= DIRECTIONS =
Beneath this sentence is a listing. Return its lines from the one containing "Extract all readable text from this page." through the last, exactly, and omit the pictures.

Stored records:
┌────────

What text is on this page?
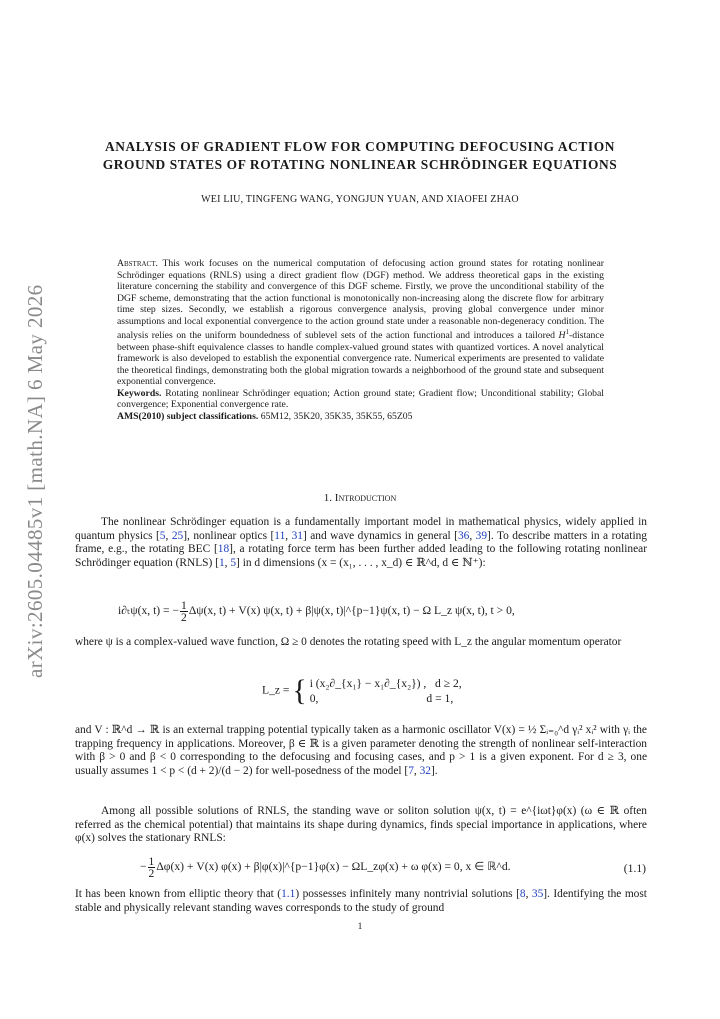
arXiv:2605.04485v1 [math.NA] 6 May 2026
ANALYSIS OF GRADIENT FLOW FOR COMPUTING DEFOCUSING ACTION
GROUND STATES OF ROTATING NONLINEAR SCHRÖDINGER EQUATIONS
WEI LIU, TINGFENG WANG, YONGJUN YUAN, AND XIAOFEI ZHAO
Abstract. This work focuses on the numerical computation of defocusing action ground states for rotating nonlinear Schrödinger equations (RNLS) using a direct gradient flow (DGF) method. We address theoretical gaps in the existing literature concerning the stability and convergence of this DGF scheme. Firstly, we prove the unconditional stability of the DGF scheme, demonstrating that the action functional is monotonically non-increasing along the discrete flow for arbitrary time step sizes. Secondly, we establish a rigorous convergence analysis, proving global convergence under minor assumptions and local exponential convergence to the action ground state under a reasonable non-degeneracy condition. The analysis relies on the uniform boundedness of sublevel sets of the action functional and introduces a tailored $H^1$-distance between phase-shift equivalence classes to handle complex-valued ground states with quantized vortices. A novel analytical framework is also developed to establish the exponential convergence rate. Numerical experiments are presented to validate the theoretical findings, demonstrating both the global migration towards a neighborhood of the ground state and subsequent exponential convergence.
Keywords. Rotating nonlinear Schrödinger equation; Action ground state; Gradient flow; Unconditional stability; Global convergence; Exponential convergence rate.
AMS(2010) subject classifications. 65M12, 35K20, 35K35, 35K55, 65Z05
1. Introduction
The nonlinear Schrödinger equation is a fundamentally important model in mathematical physics, widely applied in quantum physics [5, 25], nonlinear optics [11, 31] and wave dynamics in general [36, 39]. To describe matters in a rotating frame, e.g., the rotating BEC [18], a rotating force term has been further added leading to the following rotating nonlinear Schrödinger equation (RNLS) [1, 5] in d dimensions (x = (x₁, . . . , x_d) ∈ ℝ^d, d ∈ ℕ⁺):
i∂ₜψ(x, t) = − $\frac{1}{2} \Delta\psi(x$, t) + V(x) ψ(x, t) + β|ψ(x, t)|^{p−1}ψ(x, t) − Ω L_z ψ(x, t), t > 0,
where ψ is a complex-valued wave function, Ω ≥ 0 denotes the rotating speed with L_z the angular momentum operator
L_z = { i (x₂∂_{x₁} − x₁∂_{x₂}) , d ≥ 2,
0,	d = 1,
and V : ℝ^d → ℝ is an external trapping potential typically taken as a harmonic oscillator V(x) = ½ Σᵢ₌₀^d γᵢ² xᵢ² with γᵢ the trapping frequency in applications. Moreover, β ∈ ℝ is a given parameter denoting the strength of nonlinear self-interaction with β > 0 and β < 0 corresponding to the defocusing and focusing cases, and p > 1 is a given exponent. For d ≥ 3, one usually assumes 1 < p < (d + 2)/(d − 2) for well-posedness of the model [7, 32].
Among all possible solutions of RNLS, the standing wave or soliton solution ψ(x, t) = e^{iωt}φ(x) (ω ∈ ℝ often referred as the chemical potential) that maintains its shape during dynamics, finds special importance in applications, where φ(x) solves the stationary RNLS:
− $\frac{1}{2} \Delta\varphi(x) + V(x) \varphi(x)$ + β|φ(x)|^{p−1}φ(x) − ΩL_zφ(x) + ω φ(x) = 0, x ∈ ℝ^d.	(1.1)
It has been known from elliptic theory that (1.1) possesses infinitely many nontrivial solutions [8, 35]. Identifying the most stable and physically relevant standing waves corresponds to the study of ground
1
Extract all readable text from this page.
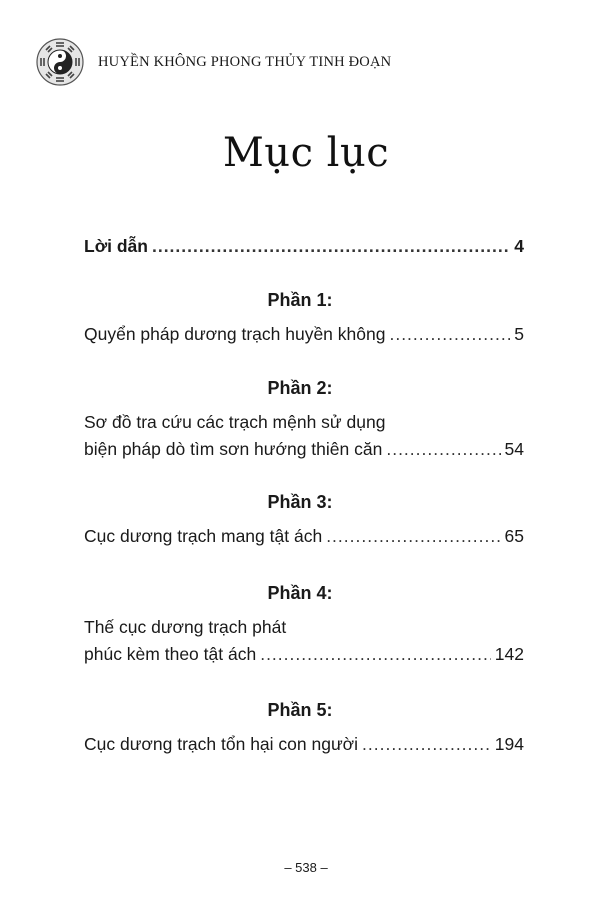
HUYỀN KHÔNG PHONG THỦY TINH ĐOẠN
Mục lục
Lời dẫn .....	4
Phần 1:
Quyển pháp dương trạch huyền không .....	5
Phần 2:
Sơ đồ tra cứu các trạch mệnh sử dụng
biện pháp dò tìm sơn hướng thiên căn .....	54
Phần 3:
Cục dương trạch mang tật ách .....	65
Phần 4:
Thế cục dương trạch phát
phúc kèm theo tật ách .....	142
Phần 5:
Cục dương trạch tổn hại con người .....	194
– 538 –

└────────

= ANSWER TO THIS EXERCISE =
Extract all readable text from this page.
HUYỀN KHÔNG PHONG THỦY TINH ĐOẠN
Mục lục
Lời dẫn .....	4
Phần 1:
Quyển pháp dương trạch huyền không .....	5
Phần 2:
Sơ đồ tra cứu các trạch mệnh sử dụng
biện pháp dò tìm sơn hướng thiên căn .....	54
Phần 3:
Cục dương trạch mang tật ách .....	65
Phần 4:
Thế cục dương trạch phát
phúc kèm theo tật ách .....	142
Phần 5:
Cục dương trạch tổn hại con người .....	194
– 538 –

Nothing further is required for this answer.